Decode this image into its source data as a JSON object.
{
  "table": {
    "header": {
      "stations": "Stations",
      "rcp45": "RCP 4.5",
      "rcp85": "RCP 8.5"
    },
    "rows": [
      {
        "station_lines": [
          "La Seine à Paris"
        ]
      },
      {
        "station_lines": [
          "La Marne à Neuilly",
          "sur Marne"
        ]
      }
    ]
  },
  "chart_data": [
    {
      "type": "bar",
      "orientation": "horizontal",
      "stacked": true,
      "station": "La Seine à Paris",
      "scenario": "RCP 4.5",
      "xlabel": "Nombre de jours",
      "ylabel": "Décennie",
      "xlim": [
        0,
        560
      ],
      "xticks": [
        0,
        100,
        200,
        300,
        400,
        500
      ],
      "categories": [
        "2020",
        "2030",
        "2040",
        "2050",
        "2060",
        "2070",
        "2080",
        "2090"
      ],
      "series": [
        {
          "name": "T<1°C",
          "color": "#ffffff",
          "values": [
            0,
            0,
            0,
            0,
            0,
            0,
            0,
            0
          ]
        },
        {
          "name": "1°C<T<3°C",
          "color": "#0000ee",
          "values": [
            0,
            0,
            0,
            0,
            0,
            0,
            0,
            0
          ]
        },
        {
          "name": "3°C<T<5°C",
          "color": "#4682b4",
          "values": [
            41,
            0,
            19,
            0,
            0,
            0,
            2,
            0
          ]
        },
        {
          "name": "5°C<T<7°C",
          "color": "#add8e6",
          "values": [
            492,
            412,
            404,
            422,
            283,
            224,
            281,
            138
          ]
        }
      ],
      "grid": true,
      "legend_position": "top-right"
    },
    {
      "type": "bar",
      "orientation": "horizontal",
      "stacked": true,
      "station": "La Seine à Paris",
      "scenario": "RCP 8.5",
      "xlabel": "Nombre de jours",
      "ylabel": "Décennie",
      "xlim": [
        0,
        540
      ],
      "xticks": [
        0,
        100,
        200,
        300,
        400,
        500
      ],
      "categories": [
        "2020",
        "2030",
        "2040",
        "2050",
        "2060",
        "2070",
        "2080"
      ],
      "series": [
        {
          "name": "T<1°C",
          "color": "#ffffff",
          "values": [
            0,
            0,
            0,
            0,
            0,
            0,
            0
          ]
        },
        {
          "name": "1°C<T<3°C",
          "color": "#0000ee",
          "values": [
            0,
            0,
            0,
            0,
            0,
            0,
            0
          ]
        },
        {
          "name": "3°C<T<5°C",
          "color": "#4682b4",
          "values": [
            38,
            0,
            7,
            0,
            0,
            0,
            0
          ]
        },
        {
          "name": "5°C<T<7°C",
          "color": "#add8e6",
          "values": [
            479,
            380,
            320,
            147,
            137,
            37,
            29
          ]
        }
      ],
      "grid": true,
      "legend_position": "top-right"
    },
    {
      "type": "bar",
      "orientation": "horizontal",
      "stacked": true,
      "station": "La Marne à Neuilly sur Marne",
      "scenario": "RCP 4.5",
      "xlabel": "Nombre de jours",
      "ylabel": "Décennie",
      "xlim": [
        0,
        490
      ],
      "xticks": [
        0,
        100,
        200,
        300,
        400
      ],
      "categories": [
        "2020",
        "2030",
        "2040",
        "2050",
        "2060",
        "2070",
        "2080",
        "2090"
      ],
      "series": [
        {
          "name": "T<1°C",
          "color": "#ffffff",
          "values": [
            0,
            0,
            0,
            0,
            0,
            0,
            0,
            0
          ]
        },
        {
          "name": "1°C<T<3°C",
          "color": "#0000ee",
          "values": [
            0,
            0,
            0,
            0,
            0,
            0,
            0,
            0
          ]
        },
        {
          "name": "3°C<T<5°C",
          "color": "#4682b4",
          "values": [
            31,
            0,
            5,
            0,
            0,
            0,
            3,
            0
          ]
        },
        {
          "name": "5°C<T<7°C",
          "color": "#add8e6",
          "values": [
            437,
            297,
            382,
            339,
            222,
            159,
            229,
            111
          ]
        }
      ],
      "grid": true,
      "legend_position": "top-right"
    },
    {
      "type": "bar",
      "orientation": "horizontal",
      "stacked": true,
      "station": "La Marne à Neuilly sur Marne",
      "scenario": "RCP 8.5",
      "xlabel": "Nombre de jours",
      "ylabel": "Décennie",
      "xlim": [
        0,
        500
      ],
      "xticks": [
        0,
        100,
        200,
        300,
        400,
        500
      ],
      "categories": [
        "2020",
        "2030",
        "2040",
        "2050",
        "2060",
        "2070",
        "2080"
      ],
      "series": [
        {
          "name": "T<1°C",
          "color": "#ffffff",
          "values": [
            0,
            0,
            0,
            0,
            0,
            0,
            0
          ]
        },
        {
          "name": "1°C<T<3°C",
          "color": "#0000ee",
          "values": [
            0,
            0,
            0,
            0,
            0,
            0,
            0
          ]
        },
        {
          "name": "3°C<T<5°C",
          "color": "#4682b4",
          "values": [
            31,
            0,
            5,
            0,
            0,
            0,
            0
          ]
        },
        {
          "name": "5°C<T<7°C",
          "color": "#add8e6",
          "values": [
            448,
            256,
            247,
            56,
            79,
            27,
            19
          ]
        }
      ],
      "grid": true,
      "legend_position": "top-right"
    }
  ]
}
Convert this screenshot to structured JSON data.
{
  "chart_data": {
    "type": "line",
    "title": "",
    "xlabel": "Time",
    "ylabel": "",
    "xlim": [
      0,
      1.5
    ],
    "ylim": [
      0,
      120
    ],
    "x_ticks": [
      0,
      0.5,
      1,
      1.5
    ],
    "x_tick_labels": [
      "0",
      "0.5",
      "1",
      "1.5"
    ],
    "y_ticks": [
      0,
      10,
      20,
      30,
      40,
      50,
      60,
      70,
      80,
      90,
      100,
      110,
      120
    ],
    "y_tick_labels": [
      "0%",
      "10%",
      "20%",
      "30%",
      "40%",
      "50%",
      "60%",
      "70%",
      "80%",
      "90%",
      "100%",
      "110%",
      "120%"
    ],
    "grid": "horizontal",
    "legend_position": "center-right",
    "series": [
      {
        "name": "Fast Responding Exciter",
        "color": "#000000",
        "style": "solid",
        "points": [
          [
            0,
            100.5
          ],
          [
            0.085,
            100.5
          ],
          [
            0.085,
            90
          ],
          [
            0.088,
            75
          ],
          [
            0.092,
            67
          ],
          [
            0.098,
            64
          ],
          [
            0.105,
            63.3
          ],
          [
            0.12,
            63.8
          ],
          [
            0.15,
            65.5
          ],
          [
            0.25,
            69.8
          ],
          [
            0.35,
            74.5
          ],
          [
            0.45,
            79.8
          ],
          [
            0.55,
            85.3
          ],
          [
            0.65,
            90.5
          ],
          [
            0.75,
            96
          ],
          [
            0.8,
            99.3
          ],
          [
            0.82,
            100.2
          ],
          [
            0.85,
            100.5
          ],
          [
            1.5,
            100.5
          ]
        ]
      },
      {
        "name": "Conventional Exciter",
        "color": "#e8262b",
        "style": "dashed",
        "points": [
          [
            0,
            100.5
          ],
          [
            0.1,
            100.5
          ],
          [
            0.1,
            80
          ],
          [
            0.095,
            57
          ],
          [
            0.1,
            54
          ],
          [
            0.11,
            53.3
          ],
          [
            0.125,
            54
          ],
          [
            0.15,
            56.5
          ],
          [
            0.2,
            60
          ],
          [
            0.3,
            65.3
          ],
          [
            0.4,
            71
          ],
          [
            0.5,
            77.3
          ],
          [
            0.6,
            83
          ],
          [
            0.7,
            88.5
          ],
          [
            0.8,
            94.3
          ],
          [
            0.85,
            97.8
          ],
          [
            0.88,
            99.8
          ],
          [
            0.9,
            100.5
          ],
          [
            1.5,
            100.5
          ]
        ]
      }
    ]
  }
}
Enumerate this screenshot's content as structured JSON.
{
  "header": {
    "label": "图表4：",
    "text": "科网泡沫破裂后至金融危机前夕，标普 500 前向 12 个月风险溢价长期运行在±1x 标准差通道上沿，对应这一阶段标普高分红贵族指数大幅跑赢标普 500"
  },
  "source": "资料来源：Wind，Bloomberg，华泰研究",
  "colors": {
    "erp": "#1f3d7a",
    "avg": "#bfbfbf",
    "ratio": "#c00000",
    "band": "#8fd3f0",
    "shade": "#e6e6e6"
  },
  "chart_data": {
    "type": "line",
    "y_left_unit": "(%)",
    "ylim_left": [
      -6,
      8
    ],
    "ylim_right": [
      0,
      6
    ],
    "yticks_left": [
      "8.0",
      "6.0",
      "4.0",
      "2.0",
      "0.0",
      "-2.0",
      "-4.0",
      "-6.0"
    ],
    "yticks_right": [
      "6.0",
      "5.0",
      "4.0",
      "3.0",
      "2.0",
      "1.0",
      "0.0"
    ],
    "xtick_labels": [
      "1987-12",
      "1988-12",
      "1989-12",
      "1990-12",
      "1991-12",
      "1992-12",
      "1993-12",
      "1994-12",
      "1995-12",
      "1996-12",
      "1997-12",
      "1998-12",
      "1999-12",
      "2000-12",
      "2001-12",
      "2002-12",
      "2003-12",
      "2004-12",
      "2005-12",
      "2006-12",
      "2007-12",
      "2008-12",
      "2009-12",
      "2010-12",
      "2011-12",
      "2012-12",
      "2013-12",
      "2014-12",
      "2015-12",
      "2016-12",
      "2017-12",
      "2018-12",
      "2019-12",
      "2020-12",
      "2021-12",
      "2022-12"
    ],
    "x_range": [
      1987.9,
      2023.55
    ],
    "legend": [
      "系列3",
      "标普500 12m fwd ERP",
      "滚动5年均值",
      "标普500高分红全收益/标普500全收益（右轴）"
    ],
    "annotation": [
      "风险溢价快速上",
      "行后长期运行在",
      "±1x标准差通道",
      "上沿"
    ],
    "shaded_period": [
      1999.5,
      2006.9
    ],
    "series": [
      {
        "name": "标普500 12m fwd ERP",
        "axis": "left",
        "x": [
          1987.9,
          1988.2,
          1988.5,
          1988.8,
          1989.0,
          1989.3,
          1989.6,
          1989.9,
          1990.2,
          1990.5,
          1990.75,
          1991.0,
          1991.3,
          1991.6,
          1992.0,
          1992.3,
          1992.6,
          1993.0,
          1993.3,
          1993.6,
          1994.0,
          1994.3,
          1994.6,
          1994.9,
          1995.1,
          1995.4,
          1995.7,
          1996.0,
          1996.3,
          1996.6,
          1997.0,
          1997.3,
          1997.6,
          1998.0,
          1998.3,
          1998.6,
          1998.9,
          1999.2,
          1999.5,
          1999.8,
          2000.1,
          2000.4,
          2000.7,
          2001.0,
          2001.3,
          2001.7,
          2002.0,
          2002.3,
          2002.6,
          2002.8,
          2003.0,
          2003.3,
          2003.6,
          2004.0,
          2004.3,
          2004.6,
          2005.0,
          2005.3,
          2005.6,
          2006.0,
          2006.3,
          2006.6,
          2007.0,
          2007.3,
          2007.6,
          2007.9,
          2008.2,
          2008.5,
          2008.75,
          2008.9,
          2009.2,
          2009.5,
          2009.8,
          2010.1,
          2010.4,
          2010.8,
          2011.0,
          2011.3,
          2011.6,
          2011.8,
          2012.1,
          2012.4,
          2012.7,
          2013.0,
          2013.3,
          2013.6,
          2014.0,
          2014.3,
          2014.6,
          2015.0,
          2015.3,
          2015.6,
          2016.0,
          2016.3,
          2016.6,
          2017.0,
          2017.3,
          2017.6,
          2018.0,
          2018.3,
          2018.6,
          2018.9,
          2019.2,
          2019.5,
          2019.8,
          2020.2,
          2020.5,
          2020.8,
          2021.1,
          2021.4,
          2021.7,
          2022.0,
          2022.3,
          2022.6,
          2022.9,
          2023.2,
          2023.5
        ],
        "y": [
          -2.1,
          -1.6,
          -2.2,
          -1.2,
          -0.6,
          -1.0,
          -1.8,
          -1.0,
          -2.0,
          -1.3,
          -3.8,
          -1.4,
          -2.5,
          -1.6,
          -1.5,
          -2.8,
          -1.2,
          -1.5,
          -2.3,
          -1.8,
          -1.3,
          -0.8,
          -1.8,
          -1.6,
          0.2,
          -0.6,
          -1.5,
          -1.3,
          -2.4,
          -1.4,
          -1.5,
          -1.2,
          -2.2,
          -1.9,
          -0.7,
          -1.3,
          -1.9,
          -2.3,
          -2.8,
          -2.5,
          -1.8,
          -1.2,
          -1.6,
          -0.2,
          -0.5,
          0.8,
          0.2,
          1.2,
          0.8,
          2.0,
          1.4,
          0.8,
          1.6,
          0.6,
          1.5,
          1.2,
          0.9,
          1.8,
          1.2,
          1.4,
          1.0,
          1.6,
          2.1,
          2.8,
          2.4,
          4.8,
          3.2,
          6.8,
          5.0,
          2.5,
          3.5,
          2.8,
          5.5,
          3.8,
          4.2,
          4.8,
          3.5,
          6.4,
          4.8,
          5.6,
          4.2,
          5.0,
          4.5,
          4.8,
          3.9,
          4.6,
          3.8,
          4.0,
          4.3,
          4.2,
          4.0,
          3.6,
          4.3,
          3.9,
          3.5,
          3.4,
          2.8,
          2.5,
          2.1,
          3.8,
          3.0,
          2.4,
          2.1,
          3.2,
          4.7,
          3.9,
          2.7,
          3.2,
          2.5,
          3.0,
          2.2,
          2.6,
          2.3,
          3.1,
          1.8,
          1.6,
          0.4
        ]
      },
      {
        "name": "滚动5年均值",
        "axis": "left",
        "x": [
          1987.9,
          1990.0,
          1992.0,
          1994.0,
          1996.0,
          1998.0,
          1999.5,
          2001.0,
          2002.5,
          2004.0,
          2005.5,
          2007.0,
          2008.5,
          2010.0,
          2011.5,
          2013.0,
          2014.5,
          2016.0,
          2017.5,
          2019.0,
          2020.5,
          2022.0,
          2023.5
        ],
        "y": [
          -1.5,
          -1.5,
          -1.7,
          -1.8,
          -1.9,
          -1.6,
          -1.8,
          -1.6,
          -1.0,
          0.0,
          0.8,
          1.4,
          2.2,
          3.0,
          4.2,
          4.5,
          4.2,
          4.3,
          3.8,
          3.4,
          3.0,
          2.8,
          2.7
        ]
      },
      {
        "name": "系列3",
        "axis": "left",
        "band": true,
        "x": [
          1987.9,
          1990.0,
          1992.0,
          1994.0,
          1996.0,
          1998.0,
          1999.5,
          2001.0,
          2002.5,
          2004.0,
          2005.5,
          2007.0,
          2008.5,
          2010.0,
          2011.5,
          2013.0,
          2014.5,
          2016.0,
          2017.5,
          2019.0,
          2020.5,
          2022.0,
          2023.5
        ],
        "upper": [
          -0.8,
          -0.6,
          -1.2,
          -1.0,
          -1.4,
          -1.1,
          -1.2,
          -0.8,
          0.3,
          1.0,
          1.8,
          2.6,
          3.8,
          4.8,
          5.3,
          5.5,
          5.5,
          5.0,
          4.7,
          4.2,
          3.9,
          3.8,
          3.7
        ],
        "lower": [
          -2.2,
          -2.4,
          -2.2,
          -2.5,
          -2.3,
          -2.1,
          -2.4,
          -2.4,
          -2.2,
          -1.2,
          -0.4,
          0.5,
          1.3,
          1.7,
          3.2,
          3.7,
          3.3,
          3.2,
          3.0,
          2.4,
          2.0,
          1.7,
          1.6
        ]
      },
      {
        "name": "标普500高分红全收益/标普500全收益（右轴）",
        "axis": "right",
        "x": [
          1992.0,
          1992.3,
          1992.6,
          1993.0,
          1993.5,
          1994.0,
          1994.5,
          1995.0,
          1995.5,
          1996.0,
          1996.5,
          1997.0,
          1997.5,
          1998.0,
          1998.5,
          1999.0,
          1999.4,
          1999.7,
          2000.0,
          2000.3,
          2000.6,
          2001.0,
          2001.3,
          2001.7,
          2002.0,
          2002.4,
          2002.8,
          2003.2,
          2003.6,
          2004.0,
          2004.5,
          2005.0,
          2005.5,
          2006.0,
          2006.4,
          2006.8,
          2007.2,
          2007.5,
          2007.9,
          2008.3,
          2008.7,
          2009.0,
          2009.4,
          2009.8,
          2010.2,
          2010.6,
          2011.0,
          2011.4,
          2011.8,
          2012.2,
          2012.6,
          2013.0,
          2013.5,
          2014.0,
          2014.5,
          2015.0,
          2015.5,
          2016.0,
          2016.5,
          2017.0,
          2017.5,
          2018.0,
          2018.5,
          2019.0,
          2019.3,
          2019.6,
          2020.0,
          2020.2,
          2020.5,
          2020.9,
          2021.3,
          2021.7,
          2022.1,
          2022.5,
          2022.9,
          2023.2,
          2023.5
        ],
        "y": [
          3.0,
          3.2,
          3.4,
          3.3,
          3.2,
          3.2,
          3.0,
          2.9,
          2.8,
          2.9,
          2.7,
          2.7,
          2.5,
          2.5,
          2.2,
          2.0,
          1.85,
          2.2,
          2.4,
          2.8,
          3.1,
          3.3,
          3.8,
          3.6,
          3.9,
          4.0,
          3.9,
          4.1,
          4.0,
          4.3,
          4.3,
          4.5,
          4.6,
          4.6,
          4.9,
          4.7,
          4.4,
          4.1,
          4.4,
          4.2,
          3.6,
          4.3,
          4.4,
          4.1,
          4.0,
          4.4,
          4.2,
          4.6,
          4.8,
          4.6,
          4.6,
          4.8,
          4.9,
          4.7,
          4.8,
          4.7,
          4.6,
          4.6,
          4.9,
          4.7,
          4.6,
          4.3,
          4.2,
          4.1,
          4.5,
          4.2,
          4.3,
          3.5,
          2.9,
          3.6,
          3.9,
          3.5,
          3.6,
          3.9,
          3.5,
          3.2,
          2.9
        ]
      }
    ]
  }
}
■ ■ ■ ■ ■
Copy each line that contains the word "structured".

Convert this screenshot to structured JSON data.
Enumerate this screenshot's content as structured JSON.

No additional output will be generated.